# Task directions
Filter out everything except lines holding "быть".

-- start Data listing --

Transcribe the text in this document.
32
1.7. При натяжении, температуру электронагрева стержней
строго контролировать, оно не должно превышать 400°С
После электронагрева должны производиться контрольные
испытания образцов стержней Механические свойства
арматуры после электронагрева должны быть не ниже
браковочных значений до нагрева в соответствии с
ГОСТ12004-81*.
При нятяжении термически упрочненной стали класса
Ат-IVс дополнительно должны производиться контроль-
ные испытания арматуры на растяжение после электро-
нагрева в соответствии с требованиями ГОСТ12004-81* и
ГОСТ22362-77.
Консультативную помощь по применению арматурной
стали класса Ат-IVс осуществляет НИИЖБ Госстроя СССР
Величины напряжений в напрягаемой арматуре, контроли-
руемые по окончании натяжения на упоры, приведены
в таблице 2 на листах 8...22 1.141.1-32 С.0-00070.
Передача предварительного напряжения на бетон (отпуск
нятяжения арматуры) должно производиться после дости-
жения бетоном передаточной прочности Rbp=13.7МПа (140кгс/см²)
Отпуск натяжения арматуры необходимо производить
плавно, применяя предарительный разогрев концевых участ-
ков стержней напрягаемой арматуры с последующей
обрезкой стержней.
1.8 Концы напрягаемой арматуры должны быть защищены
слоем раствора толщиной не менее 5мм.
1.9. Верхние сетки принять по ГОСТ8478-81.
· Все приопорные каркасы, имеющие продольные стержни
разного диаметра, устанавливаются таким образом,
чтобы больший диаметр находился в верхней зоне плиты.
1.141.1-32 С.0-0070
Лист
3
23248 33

-- end Data listing --

# Right answer
арматуры после электронагрева должны быть не ниже
1.8 Концы напрягаемой арматуры должны быть защищены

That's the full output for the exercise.